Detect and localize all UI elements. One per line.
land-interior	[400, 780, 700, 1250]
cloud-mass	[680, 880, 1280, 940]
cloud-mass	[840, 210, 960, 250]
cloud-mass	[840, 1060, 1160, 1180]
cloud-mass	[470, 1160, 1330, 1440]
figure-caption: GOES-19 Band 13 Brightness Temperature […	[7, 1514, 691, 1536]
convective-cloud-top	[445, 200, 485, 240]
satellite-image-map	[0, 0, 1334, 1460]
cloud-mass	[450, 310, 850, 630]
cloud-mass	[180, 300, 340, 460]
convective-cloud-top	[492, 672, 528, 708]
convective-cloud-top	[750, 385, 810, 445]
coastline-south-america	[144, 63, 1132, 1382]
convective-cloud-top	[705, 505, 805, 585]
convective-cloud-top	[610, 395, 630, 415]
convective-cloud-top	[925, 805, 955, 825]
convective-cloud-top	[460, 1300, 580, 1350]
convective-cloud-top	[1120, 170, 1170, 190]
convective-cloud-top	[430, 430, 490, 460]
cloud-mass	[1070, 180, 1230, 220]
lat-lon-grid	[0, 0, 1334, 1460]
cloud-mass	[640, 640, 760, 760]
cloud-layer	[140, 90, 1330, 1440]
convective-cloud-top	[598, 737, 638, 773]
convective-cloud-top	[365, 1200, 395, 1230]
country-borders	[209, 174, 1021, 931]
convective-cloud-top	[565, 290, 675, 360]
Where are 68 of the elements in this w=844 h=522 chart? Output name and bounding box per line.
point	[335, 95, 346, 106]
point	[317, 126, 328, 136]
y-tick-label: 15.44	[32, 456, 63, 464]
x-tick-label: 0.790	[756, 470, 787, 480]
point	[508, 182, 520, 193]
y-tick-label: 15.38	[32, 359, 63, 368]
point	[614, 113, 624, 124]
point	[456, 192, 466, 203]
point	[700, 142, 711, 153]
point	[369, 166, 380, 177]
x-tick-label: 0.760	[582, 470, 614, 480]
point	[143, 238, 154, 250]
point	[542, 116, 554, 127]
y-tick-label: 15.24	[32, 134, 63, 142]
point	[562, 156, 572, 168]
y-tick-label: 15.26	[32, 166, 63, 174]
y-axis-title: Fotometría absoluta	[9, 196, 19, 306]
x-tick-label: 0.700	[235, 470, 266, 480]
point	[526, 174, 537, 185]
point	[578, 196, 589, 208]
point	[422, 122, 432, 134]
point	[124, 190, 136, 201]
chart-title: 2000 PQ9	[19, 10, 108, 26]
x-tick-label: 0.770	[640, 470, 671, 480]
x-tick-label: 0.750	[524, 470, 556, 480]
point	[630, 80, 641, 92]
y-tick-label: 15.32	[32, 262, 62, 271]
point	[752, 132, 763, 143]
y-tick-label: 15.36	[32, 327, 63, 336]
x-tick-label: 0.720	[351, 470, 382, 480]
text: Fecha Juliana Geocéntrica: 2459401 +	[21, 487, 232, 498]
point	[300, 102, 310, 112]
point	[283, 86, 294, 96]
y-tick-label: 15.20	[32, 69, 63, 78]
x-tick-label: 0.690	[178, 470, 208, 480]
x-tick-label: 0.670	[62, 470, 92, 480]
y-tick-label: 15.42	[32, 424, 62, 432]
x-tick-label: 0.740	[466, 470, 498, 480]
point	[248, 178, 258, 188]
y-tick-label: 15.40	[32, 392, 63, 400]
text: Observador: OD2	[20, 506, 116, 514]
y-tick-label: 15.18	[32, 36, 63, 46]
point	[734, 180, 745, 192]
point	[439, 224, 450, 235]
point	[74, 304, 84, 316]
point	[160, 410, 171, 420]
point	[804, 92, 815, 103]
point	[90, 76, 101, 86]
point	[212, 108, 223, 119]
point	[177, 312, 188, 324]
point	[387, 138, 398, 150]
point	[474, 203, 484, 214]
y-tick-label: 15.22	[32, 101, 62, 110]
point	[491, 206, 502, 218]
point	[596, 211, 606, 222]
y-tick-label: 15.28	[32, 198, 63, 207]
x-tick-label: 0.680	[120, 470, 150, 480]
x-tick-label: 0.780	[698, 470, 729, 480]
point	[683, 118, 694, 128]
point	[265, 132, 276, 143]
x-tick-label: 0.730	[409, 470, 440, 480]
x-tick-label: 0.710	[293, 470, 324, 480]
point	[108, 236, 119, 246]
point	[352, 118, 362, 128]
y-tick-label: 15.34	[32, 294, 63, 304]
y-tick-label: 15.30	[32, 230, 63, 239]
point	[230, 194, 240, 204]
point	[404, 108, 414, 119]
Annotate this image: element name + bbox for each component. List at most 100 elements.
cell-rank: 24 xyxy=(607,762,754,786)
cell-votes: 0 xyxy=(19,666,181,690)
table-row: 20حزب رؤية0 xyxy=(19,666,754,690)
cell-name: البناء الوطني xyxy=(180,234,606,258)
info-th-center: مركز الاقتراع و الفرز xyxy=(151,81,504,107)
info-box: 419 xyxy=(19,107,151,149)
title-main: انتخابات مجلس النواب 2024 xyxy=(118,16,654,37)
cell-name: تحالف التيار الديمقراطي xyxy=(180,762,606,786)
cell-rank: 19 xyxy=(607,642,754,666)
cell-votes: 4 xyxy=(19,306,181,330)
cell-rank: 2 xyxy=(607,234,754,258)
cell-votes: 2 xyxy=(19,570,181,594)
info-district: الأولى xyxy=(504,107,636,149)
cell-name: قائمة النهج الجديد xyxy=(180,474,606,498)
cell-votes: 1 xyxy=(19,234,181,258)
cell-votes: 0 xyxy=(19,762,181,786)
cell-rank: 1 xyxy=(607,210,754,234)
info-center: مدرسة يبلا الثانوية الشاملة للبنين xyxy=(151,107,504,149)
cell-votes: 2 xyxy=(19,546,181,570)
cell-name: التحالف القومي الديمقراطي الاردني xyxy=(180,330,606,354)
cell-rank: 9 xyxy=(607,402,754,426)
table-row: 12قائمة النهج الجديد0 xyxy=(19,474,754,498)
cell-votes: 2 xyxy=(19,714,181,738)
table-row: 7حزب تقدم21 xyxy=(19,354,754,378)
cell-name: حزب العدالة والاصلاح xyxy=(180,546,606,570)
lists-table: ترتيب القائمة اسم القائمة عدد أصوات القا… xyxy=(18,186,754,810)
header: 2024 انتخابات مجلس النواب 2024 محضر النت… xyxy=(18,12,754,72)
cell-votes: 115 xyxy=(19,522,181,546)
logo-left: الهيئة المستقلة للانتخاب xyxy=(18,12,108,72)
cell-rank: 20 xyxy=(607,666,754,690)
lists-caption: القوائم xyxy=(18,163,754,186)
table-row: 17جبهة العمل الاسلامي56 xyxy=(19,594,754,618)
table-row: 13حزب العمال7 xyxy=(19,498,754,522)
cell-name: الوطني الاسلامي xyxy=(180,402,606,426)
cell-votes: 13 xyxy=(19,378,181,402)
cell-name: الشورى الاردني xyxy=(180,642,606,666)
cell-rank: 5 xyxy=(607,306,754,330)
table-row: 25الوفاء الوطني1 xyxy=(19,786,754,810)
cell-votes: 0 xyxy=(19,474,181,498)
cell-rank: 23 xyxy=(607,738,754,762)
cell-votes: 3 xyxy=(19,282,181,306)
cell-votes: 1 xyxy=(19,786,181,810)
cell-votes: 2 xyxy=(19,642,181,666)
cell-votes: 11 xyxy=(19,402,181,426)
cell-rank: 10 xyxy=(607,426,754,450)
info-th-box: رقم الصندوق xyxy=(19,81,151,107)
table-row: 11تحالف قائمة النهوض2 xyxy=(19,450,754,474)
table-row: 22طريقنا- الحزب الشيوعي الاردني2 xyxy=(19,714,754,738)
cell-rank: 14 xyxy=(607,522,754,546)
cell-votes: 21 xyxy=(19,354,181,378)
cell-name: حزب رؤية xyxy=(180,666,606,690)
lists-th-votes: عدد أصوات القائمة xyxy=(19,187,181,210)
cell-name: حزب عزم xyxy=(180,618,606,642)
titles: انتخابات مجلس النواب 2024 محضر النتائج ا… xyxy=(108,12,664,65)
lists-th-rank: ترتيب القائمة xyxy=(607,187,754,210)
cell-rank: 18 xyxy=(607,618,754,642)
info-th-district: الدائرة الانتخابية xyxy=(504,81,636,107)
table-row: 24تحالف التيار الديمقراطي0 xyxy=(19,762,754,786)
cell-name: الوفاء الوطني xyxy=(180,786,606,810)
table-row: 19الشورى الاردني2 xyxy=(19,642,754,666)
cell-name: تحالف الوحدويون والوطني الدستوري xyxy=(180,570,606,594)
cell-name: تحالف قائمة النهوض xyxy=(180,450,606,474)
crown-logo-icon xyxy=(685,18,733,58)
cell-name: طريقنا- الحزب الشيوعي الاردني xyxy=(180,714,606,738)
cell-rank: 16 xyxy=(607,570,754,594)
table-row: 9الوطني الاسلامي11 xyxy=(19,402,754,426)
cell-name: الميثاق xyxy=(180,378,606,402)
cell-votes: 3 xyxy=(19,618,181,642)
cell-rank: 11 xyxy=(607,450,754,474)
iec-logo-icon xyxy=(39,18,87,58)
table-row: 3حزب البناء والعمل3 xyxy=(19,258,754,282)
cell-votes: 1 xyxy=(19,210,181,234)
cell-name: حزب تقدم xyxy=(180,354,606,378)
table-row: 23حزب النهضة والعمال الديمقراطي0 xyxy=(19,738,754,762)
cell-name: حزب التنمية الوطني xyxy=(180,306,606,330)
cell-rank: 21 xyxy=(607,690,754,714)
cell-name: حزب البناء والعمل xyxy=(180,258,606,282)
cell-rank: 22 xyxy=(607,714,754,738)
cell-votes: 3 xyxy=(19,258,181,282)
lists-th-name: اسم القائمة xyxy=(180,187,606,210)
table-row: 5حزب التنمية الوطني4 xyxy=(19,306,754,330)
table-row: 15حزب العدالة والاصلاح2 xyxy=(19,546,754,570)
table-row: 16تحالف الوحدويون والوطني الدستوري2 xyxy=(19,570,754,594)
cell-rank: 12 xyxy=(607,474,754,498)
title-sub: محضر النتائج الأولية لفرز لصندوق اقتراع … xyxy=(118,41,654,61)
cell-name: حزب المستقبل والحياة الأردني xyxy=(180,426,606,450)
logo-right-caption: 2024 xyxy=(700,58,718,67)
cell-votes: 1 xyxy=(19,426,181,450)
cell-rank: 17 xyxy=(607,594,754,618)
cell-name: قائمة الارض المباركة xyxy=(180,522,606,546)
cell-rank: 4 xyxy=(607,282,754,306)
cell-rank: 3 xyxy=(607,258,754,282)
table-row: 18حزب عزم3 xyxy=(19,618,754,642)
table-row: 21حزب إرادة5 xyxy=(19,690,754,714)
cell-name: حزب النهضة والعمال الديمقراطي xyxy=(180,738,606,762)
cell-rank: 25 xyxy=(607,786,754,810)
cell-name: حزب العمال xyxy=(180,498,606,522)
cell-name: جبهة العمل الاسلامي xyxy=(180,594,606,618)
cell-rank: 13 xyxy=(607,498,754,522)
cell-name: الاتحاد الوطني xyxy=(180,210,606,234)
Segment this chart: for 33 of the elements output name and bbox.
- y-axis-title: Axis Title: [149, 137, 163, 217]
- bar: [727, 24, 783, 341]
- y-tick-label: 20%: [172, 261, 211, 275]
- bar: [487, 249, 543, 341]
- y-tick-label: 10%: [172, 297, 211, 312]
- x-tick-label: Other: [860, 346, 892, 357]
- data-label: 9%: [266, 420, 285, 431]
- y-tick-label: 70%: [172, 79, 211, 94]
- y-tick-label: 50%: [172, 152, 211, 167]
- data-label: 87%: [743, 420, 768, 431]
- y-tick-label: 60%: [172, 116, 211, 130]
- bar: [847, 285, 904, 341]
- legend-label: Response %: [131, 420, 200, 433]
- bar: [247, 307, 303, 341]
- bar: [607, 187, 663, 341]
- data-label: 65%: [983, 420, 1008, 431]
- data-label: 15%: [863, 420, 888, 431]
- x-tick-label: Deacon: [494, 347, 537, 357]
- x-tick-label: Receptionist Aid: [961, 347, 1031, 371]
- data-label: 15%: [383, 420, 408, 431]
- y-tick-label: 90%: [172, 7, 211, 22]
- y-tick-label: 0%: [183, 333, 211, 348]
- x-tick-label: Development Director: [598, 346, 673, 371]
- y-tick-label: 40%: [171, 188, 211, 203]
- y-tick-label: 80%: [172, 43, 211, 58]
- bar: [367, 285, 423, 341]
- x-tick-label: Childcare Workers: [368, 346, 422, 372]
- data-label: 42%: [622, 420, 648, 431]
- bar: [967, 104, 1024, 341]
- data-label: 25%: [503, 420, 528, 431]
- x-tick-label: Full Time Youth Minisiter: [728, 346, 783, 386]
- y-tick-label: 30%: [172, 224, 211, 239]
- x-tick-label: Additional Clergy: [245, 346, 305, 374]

**WHAT TO PRODUCE:**
Return the listing verbatim, from its first line through the line containing "134, 63, 142]", with both ends included.

**RESPONSE TO THIS TASK:**
Detect and localize all UI elements. One per line.
land-interior	[400, 780, 700, 1250]
cloud-mass	[680, 880, 1280, 940]
cloud-mass	[840, 210, 960, 250]
cloud-mass	[840, 1060, 1160, 1180]
cloud-mass	[470, 1160, 1330, 1440]
figure-caption: GOES-19 Band 13 Brightness Temperature […	[7, 1514, 691, 1536]
convective-cloud-top	[445, 200, 485, 240]
satellite-image-map	[0, 0, 1334, 1460]
cloud-mass	[450, 310, 850, 630]
cloud-mass	[180, 300, 340, 460]
convective-cloud-top	[492, 672, 528, 708]
convective-cloud-top	[750, 385, 810, 445]
coastline-south-america	[144, 63, 1132, 1382]
convective-cloud-top	[705, 505, 805, 585]
convective-cloud-top	[610, 395, 630, 415]
convective-cloud-top	[925, 805, 955, 825]
convective-cloud-top	[460, 1300, 580, 1350]
convective-cloud-top	[1120, 170, 1170, 190]
convective-cloud-top	[430, 430, 490, 460]
cloud-mass	[1070, 180, 1230, 220]
lat-lon-grid	[0, 0, 1334, 1460]
cloud-mass	[640, 640, 760, 760]
cloud-layer	[140, 90, 1330, 1440]
convective-cloud-top	[598, 737, 638, 773]
convective-cloud-top	[365, 1200, 395, 1230]
country-borders	[209, 174, 1021, 931]
convective-cloud-top	[565, 290, 675, 360]
Where are 68 of the elements in this w=844 h=522 chart? Output name and bounding box per line.
point	[335, 95, 346, 106]
point	[317, 126, 328, 136]
y-tick-label: 15.44	[32, 456, 63, 464]
x-tick-label: 0.790	[756, 470, 787, 480]
point	[508, 182, 520, 193]
y-tick-label: 15.38	[32, 359, 63, 368]
point	[614, 113, 624, 124]
point	[456, 192, 466, 203]
point	[700, 142, 711, 153]
point	[369, 166, 380, 177]
x-tick-label: 0.760	[582, 470, 614, 480]
point	[143, 238, 154, 250]
point	[542, 116, 554, 127]
y-tick-label: 15.24	[32, 134, 63, 142]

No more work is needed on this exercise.